**** SOURCE DATA
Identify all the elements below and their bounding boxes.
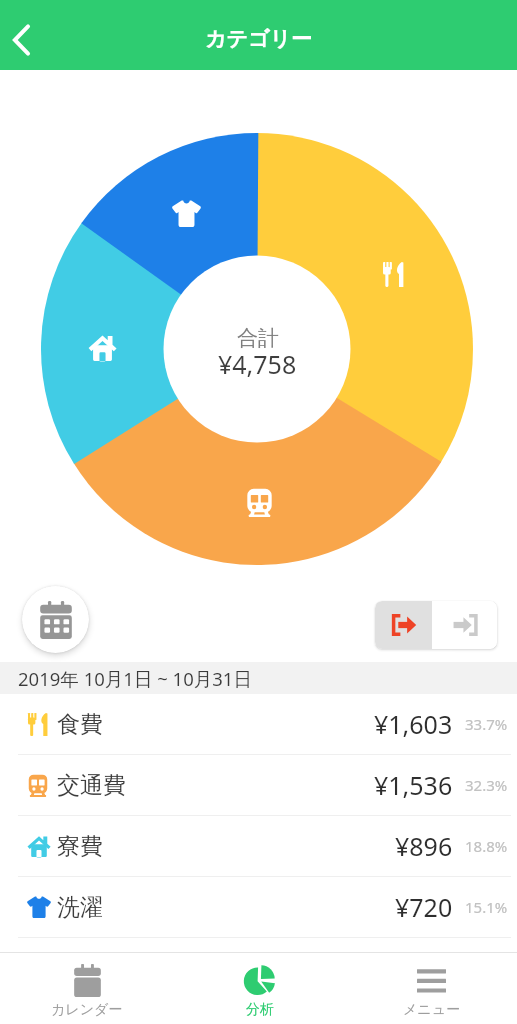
button[interactable]: 食費: [0, 694, 517, 754]
button[interactable]: メニュー: [345, 953, 517, 1024]
button[interactable]: Expenses: [375, 601, 432, 649]
button[interactable]: 分析: [173, 953, 345, 1024]
staticText: ¥720: [395, 890, 453, 924]
staticText: 18.8%: [465, 836, 508, 856]
staticText: ¥1,603: [374, 707, 453, 741]
staticText: ¥4,758: [218, 347, 297, 381]
staticText: 32.3%: [465, 775, 508, 795]
button[interactable]: Select date range: [22, 586, 89, 653]
staticText: 寮費: [57, 832, 103, 861]
staticText: ¥896: [395, 829, 453, 863]
staticText: カテゴリー: [205, 26, 312, 52]
button[interactable]: 洗濯: [0, 877, 517, 937]
staticText: ¥1,536: [374, 768, 453, 802]
staticText: 2019年 10月1日 ~ 10月31日: [18, 666, 252, 691]
staticText: 合計: [237, 325, 279, 351]
button[interactable]: 寮費: [0, 816, 517, 876]
staticText: 交通費: [57, 771, 126, 800]
staticText: カレンダー: [51, 1001, 123, 1019]
staticText: 洗濯: [57, 893, 103, 922]
staticText: メニュー: [403, 1001, 460, 1019]
button[interactable]: カレンダー: [0, 953, 173, 1024]
button[interactable]: Back: [0, 15, 46, 65]
staticText: 分析: [246, 1001, 274, 1019]
staticText: 食費: [57, 710, 103, 739]
staticText: 33.7%: [465, 714, 508, 734]
button[interactable]: 交通費: [0, 755, 517, 815]
staticText: 15.1%: [465, 897, 508, 917]
button[interactable]: Income: [432, 601, 497, 649]
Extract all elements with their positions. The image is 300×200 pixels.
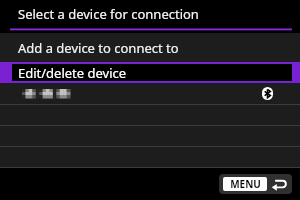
- button[interactable]: Bluetooth paired: [0, 83, 300, 104]
- button[interactable]: MENU, go back: [219, 174, 292, 194]
- staticText: Add a device to connect to: [18, 39, 179, 57]
- staticText: Select a device for connection: [18, 5, 199, 23]
- other: Bluetooth paired: [262, 87, 273, 100]
- staticText: MENU: [230, 177, 261, 191]
- staticText: Edit/delete device: [18, 64, 127, 81]
- button[interactable]: Edit/delete device: [0, 62, 300, 83]
- button[interactable]: Add a device to connect to: [0, 33, 300, 62]
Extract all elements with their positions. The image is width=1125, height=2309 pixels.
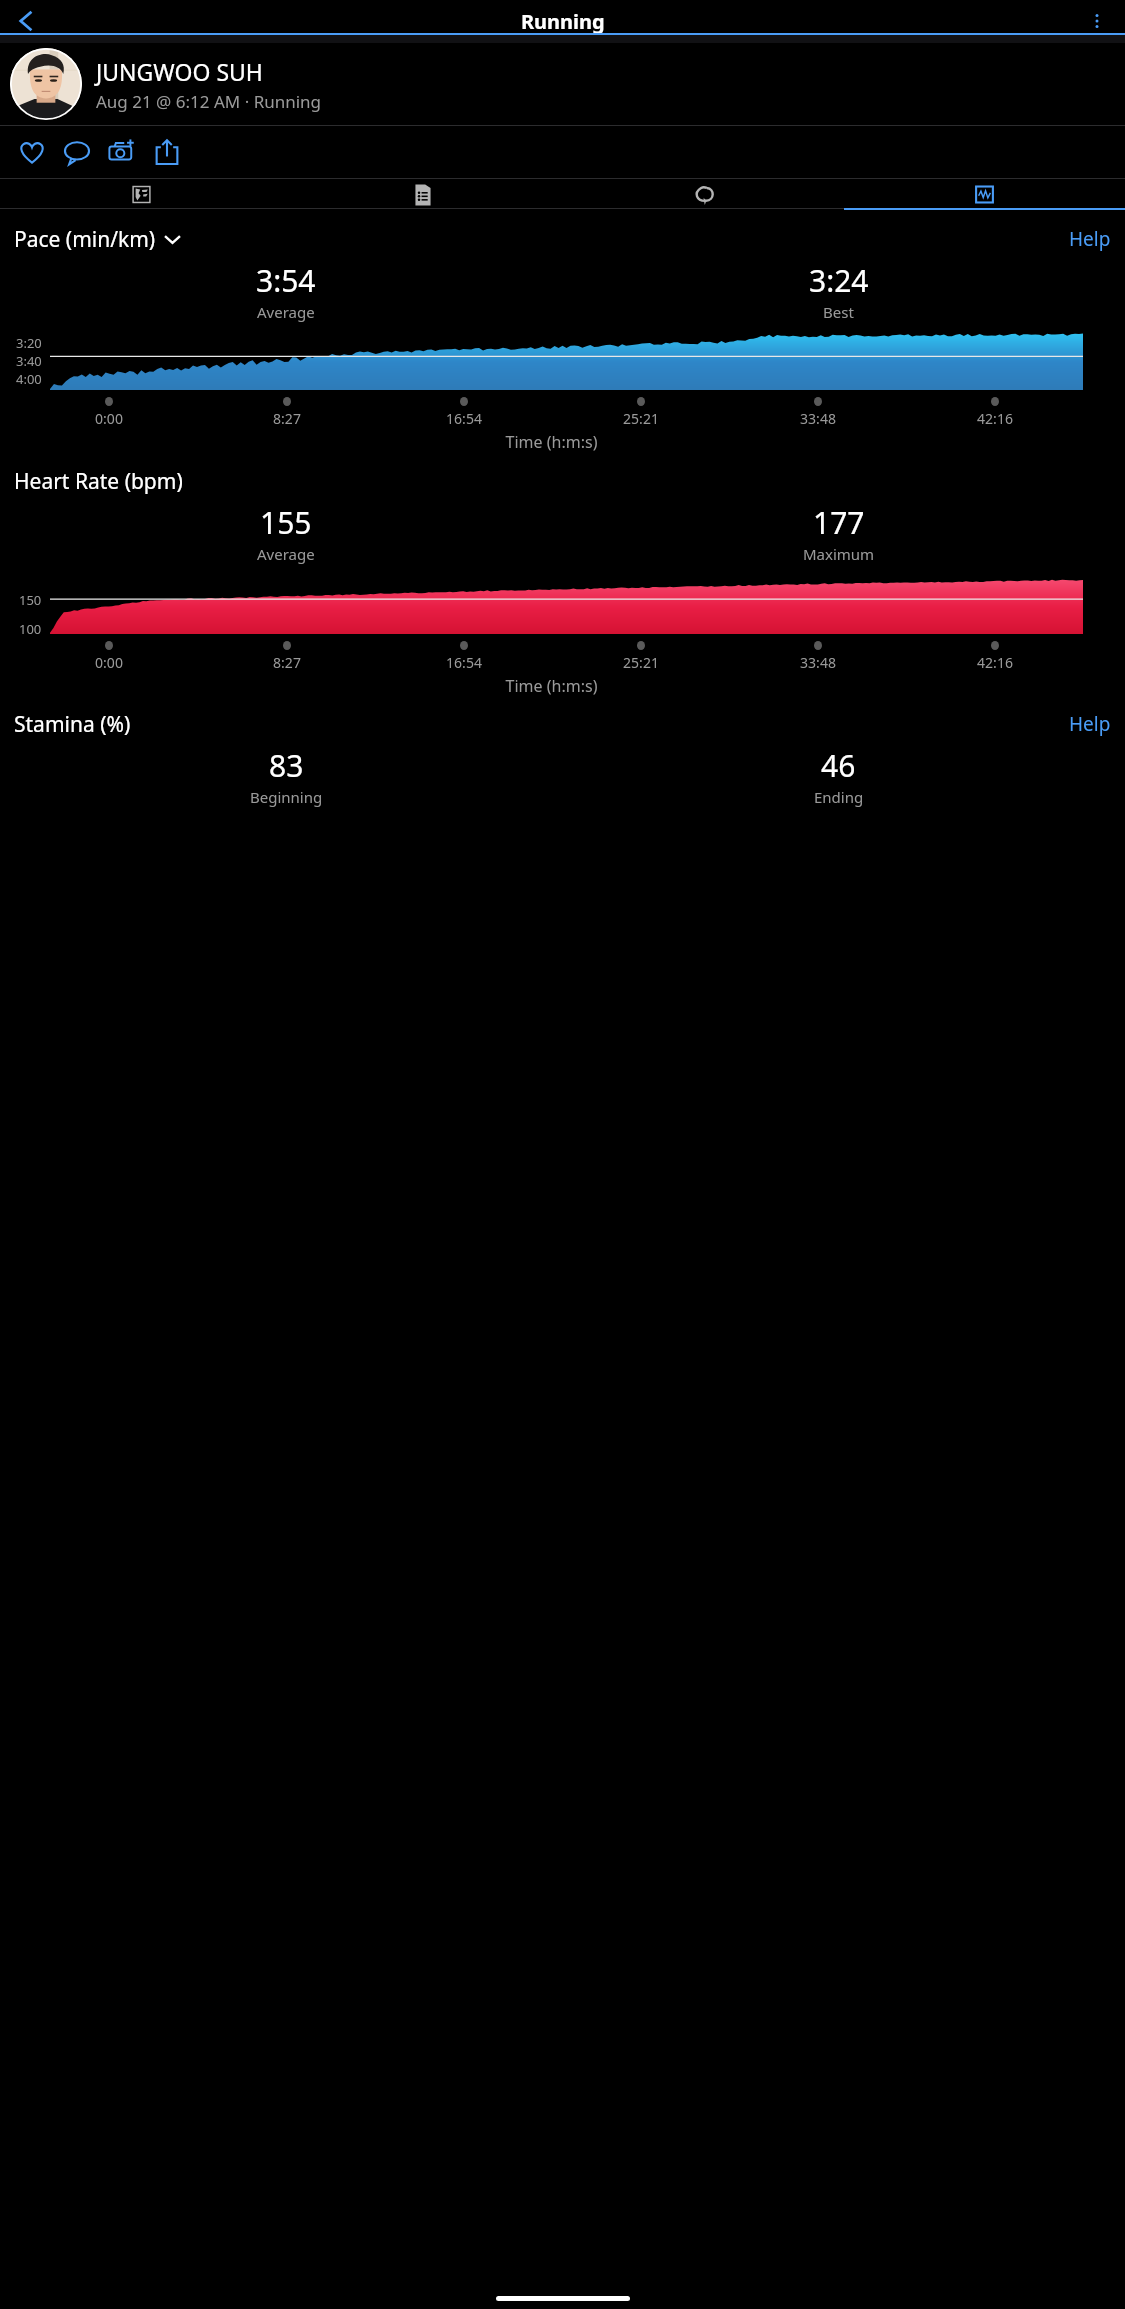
button[interactable]: Pace (min/km) (14, 225, 180, 254)
staticText: 3:40 (16, 352, 42, 370)
staticText: Beginning (250, 787, 323, 807)
staticText: 16:54 (446, 409, 482, 428)
staticText: Stamina (%) (14, 710, 131, 739)
button[interactable]: Add photo (99, 126, 144, 178)
staticText: Heart Rate (bpm) (14, 467, 183, 496)
staticText: 177 (813, 502, 865, 543)
button[interactable]: Comment (54, 126, 99, 178)
staticText: Maximum (803, 544, 875, 564)
staticText: 25:21 (623, 653, 659, 672)
staticText: 42:16 (977, 409, 1013, 428)
staticText: 4:00 (16, 370, 42, 388)
button[interactable]: Like (9, 126, 54, 178)
staticText: Best (823, 302, 854, 322)
staticText: 8:27 (273, 409, 301, 428)
staticText: 16:54 (446, 653, 482, 672)
staticText: Average (257, 302, 315, 322)
button[interactable]: Details (282, 179, 563, 210)
staticText: 0:00 (95, 653, 123, 672)
staticText: 150 (19, 591, 42, 609)
button[interactable]: Help (1069, 711, 1111, 737)
button[interactable]: More options (1075, 8, 1119, 33)
button[interactable]: Stamina (%) (14, 710, 131, 739)
staticText: 42:16 (977, 653, 1013, 672)
staticText: 100 (19, 620, 42, 638)
button[interactable]: Charts (844, 179, 1125, 210)
staticText: Aug 21 @ 6:12 AM · Running (96, 90, 322, 113)
staticText: 46 (821, 745, 856, 786)
staticText: Time (h:m:s) (0, 675, 1103, 697)
staticText: 3:20 (16, 334, 42, 352)
button[interactable]: Help (1069, 226, 1111, 252)
staticText: 3:24 (809, 260, 869, 301)
staticText: Running (521, 8, 605, 33)
staticText: 155 (260, 502, 312, 543)
staticText: 25:21 (623, 409, 659, 428)
staticText: Help (1069, 226, 1111, 252)
staticText: Time (h:m:s) (0, 431, 1103, 453)
staticText: Help (1069, 711, 1111, 737)
staticText: 8:27 (273, 653, 301, 672)
staticText: Pace (min/km) (14, 225, 156, 254)
button[interactable]: Map (0, 179, 282, 210)
button[interactable]: JUNGWOO SUH (0, 43, 1125, 125)
staticText: 33:48 (800, 409, 836, 428)
staticText: JUNGWOO SUH (96, 56, 263, 87)
button[interactable]: Back (4, 8, 48, 33)
staticText: 33:48 (800, 653, 836, 672)
button[interactable]: Share (144, 126, 189, 178)
button[interactable]: Heart Rate (bpm) (14, 467, 183, 496)
staticText: 3:54 (256, 260, 316, 301)
staticText: 83 (269, 745, 304, 786)
staticText: Ending (814, 787, 864, 807)
staticText: 0:00 (95, 409, 123, 428)
button[interactable]: Laps (563, 179, 844, 210)
staticText: Average (257, 544, 315, 564)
********
§ **WORK TO BE COMPLETED**
Rewrite every line of the items above as one numbered list, leaving out blank lines and the pictures.

§ **IN RESPONSE**
1. Identify all the elements below and their bounding boxes.
2. button[interactable]: 食費: [0, 694, 517, 754]
3. button[interactable]: メニュー: [345, 953, 517, 1024]
4. button[interactable]: Expenses: [375, 601, 432, 649]
5. button[interactable]: 分析: [173, 953, 345, 1024]
6. staticText: ¥720: [395, 890, 453, 924]
7. staticText: 18.8%: [465, 836, 508, 856]
8. staticText: ¥1,603: [374, 707, 453, 741]
9. staticText: ¥4,758: [218, 347, 297, 381]
10. staticText: 32.3%: [465, 775, 508, 795]
11. button[interactable]: Select date range: [22, 586, 89, 653]
12. staticText: 寮費: [57, 832, 103, 861]
13. staticText: ¥896: [395, 829, 453, 863]
14. staticText: カテゴリー: [205, 26, 312, 52]
15. button[interactable]: 洗濯: [0, 877, 517, 937]
16. staticText: ¥1,536: [374, 768, 453, 802]
17. staticText: 2019年 10月1日 ~ 10月31日: [18, 666, 252, 691]
18. staticText: 合計: [237, 325, 279, 351]
19. button[interactable]: 寮費: [0, 816, 517, 876]
20. staticText: 交通費: [57, 771, 126, 800]
21. staticText: カレンダー: [51, 1001, 123, 1019]
22. staticText: 洗濯: [57, 893, 103, 922]
23. staticText: メニュー: [403, 1001, 460, 1019]
24. button[interactable]: カレンダー: [0, 953, 173, 1024]
25. button[interactable]: Back: [0, 15, 46, 65]
26. staticText: 分析: [246, 1001, 274, 1019]
27. staticText: 食費: [57, 710, 103, 739]
28. staticText: 33.7%: [465, 714, 508, 734]
29. button[interactable]: 交通費: [0, 755, 517, 815]
30. staticText: 15.1%: [465, 897, 508, 917]
31. button[interactable]: Income: [432, 601, 497, 649]
32. Extract all elements with their positions. The image is 300×200 pixels.
33. - button[interactable]: Bluetooth paired: [0, 83, 300, 104]
34. - button[interactable]: MENU, go back: [219, 174, 292, 194]
35. - staticText: Add a device to connect to: [18, 39, 179, 57]
36. - staticText: Select a device for connection: [18, 5, 199, 23]
37. - other: Bluetooth paired: [262, 87, 273, 100]
38. - staticText: MENU: [230, 177, 261, 191]
39. - staticText: Edit/delete device: [18, 64, 127, 81]
40. - button[interactable]: Edit/delete device: [0, 62, 300, 83]
41. - button[interactable]: Add a device to connect to: [0, 33, 300, 62]
42. Extract all elements with their positions. The image is width=1125, height=2309 pixels.
43. button[interactable]: Pace (min/km) (14, 225, 180, 254)
44. staticText: 3:40 (16, 352, 42, 370)
45. staticText: Beginning (250, 787, 323, 807)
46. staticText: 16:54 (446, 409, 482, 428)
47. staticText: Stamina (%) (14, 710, 131, 739)
48. button[interactable]: Add photo (99, 126, 144, 178)
49. staticText: Heart Rate (bpm) (14, 467, 183, 496)
50. staticText: 177 (813, 502, 865, 543)
51. button[interactable]: Comment (54, 126, 99, 178)
52. staticText: Maximum (803, 544, 875, 564)
53. staticText: 25:21 (623, 653, 659, 672)
54. staticText: 42:16 (977, 409, 1013, 428)
55. staticText: 4:00 (16, 370, 42, 388)
56. button[interactable]: Like (9, 126, 54, 178)
57. staticText: Best (823, 302, 854, 322)
58. staticText: 8:27 (273, 409, 301, 428)
59. staticText: 16:54 (446, 653, 482, 672)
60. staticText: Average (257, 302, 315, 322)
61. button[interactable]: Details (282, 179, 563, 210)
62. staticText: 0:00 (95, 653, 123, 672)
63. staticText: 150 (19, 591, 42, 609)
64. button[interactable]: Help (1069, 711, 1111, 737)
65. button[interactable]: More options (1075, 8, 1119, 33)
66. button[interactable]: Stamina (%) (14, 710, 131, 739)
67. staticText: 42:16 (977, 653, 1013, 672)
68. staticText: 100 (19, 620, 42, 638)
69. button[interactable]: Charts (844, 179, 1125, 210)
70. staticText: Aug 21 @ 6:12 AM · Running (96, 90, 322, 113)
71. staticText: 46 (821, 745, 856, 786)
72. staticText: Time (h:m:s) (0, 675, 1103, 697)
73. staticText: 3:20 (16, 334, 42, 352)
74. button[interactable]: Help (1069, 226, 1111, 252)
75. staticText: 3:24 (809, 260, 869, 301)
76. staticText: Running (521, 8, 605, 33)
77. staticText: 155 (260, 502, 312, 543)
78. staticText: 25:21 (623, 409, 659, 428)
79. staticText: Help (1069, 226, 1111, 252)
80. staticText: Time (h:m:s) (0, 431, 1103, 453)
81. staticText: Help (1069, 711, 1111, 737)
82. staticText: 8:27 (273, 653, 301, 672)
83. staticText: Pace (min/km) (14, 225, 156, 254)
84. button[interactable]: Map (0, 179, 282, 210)
85. button[interactable]: JUNGWOO SUH (0, 43, 1125, 125)
86. staticText: 33:48 (800, 409, 836, 428)
87. staticText: JUNGWOO SUH (96, 56, 263, 87)
88. button[interactable]: Back (4, 8, 48, 33)
89. staticText: 33:48 (800, 653, 836, 672)
90. button[interactable]: Share (144, 126, 189, 178)
91. button[interactable]: Heart Rate (bpm) (14, 467, 183, 496)
92. staticText: 3:54 (256, 260, 316, 301)
93. staticText: 83 (269, 745, 304, 786)
94. staticText: Ending (814, 787, 864, 807)
95. staticText: 0:00 (95, 409, 123, 428)
96. button[interactable]: Laps (563, 179, 844, 210)
97. staticText: Average (257, 544, 315, 564)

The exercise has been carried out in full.